• Activity: Continue the article on the 1988 English Greyhound Derby from its last sentence, keeping the same encyclopedic style.

======== Given passage ========

1988 edition of the English Greyhound Derby

The 1988 Daily Mirror Greyhound Derby took place during May and June with the final being held on 30 June 1988 at Wimbledon Stadium. The winner was Hit The Lid and the winning owner Fred Smith (a London businessman) received £30,000. The competition was sponsored by the Daily Mirror.

== Final result ==
At Wimbledon (over 480 metres):

| Position | Name of Greyhound | Breeding | Trap | SP | Time | Trainer |
|---|---|---|---|---|---|---|
| 1st | Hit The Lid | Soda Fountain - Cailin Dubh | 6 | 3-1 | 28.53 | John McGee Sr. (Canterbury) |
| 2nd | Stouke Whisper | Whisper Wishes - Stouke Playgirl | 3 | 7-1 | 28.63 | John Honeysett (Wembley) |
| 3rd | Curryhills Gara | Linda's Champion - Moygara Soda | 1 | 6-4f | 28.75 | Ernie Gaskin Sr. (Private) |
| 4th | Make History | Game Ball - Raymonds Pride | 4 | 3-1 | 28.83 | John Quigley (Ireland) |
| 5th | Gino | Ballyheigue Moon - Model Snowdrop | 2 | 12-1 | 28.85 | John McGee Sr. (Canterbury) |
| 6th | Comeragh Boy | Moral Support - August Morning | 5 | 6-1 | 29.27 | Ernie Gaskin Sr. (Private) |

=== Distances ===
1¼, 1½, 1, neck, 5¼ (lengths)

The distances between the greyhounds are in finishing order and shown in lengths. One length is equal to 0.08 of one second.

======== Input data ========

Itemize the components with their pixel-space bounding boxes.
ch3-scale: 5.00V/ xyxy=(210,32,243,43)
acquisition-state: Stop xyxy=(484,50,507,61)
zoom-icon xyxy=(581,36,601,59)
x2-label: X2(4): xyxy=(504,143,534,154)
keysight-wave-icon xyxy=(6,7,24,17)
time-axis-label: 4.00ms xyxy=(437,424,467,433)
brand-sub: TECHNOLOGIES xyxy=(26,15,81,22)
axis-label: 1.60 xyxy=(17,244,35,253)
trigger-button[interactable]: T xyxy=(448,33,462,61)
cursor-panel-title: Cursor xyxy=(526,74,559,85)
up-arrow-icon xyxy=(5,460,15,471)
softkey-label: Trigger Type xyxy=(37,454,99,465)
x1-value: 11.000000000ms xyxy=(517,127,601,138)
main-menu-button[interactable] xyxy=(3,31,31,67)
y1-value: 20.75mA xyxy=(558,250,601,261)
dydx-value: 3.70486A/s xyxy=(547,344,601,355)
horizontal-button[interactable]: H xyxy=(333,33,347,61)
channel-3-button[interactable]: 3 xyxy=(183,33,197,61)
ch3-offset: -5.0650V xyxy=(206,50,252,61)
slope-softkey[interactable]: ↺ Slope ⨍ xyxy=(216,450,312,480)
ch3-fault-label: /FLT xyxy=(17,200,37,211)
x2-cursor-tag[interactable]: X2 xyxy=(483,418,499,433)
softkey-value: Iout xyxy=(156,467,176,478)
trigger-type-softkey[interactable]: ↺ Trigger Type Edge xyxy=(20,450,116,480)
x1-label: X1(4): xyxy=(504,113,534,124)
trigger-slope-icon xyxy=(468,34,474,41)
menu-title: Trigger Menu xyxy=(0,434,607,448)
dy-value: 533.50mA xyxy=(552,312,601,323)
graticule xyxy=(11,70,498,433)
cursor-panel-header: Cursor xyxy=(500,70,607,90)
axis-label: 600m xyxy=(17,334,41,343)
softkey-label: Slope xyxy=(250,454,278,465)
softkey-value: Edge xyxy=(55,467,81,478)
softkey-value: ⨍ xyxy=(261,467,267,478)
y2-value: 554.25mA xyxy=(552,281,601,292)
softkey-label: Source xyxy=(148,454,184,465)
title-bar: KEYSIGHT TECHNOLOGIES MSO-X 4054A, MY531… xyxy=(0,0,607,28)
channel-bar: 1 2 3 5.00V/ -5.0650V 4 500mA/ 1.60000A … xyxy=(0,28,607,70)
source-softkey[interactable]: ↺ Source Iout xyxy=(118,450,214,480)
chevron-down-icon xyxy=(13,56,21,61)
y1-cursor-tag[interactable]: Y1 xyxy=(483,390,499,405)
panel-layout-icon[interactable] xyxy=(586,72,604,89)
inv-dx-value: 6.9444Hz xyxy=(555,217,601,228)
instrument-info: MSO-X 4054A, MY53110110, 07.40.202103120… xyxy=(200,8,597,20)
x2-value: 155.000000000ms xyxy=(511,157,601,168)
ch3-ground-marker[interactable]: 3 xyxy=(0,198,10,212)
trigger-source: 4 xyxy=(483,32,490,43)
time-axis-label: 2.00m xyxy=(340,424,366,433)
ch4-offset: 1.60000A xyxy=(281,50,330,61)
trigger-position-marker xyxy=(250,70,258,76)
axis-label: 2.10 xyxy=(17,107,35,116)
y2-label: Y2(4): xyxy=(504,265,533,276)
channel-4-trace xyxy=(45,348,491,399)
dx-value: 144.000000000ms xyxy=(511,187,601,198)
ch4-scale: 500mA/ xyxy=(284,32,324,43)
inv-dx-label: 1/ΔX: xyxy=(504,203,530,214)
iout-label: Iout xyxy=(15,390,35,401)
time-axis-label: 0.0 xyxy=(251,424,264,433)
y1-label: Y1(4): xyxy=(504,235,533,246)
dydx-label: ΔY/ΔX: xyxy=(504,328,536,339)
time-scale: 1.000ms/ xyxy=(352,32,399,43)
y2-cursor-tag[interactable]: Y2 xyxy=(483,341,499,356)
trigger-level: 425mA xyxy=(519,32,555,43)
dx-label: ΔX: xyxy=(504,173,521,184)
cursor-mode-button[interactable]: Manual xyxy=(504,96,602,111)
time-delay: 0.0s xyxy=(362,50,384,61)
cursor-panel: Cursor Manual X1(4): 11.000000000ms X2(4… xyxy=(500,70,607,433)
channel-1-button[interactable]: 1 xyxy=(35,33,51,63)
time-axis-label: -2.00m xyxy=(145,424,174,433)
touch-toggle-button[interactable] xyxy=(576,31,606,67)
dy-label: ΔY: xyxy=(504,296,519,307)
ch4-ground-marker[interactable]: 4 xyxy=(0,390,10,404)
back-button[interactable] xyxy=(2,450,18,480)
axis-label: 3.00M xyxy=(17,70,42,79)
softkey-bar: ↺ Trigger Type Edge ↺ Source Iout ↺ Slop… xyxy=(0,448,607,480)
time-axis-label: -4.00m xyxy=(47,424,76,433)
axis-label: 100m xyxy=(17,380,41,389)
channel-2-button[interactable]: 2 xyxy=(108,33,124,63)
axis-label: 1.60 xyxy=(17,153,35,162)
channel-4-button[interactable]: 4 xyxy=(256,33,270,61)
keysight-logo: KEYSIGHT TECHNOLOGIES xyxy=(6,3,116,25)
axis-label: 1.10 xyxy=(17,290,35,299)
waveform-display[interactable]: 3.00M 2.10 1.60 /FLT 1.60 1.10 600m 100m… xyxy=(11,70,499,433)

========

• Answer to this problem:
== Competition Report==
The Irish challenge was led by a ante-post favourite Summerhill Gem trained by Michael Enright. Irish Puppy Derby champion Make History and Bold Rabbit from the Ger McKenna kennel were two more leading Irish challengers.

Summerhill Gem did not last long going out in the qualifying round as did the 1987 English Greyhound Derby finalist Rikasso Tiller. Notable performances in the qualifying round came from Blue Riband champion Pike Alert, Scottish Greyhound Derby runner up Killouragh Chris, Pall Mall Stakes champion Fearless Ace, Curryhills Gara, Hit The Lid and Bold Rabbit.

During the first round Pike Alert went out and Killouragh Chris despite finishing third in the same heat dislocated a toe and withdrew. The Wimbledon 460 metres track record holder Sam Bridge claimed the fastest heat win in 28.74. Another local dog Carrivekeeney won again as did Bold Rabbit and 1987 finalist Stouke Whisper. Another Wimbledon greyhound Captains Trail was to win in the second round defeating Bold Rabbit. Sam Bridge won again demoting Curryhills Gara into second place and Stouke Whisper won a heat that saw Arc champion Foretop go out. Hit The Lid and Fearless Ace continued their good form winning on the way to the quarter finals.

Make History won the first quarter-final with Sam Bridge finishing last and lame. Comeragh Boy won the second before Hit the Lid outpaced Bold Rabbit in the third. Stouke Whisper defeated Curryhills Gara and Fearless Ace in the last heat.

Curryhills Gara won the first semi-final with second and third going to the John McGee pair of Hit The Lid and Irish Greyhound Derby finalist Gino who had moved to McGee from Meek. Fearless Ace and Bold Rabbit hit each other and went out. The weaker second semi led to a Make History victory from Comeragh Boy with Stouke Whisper finishing third to make the Derby final once again.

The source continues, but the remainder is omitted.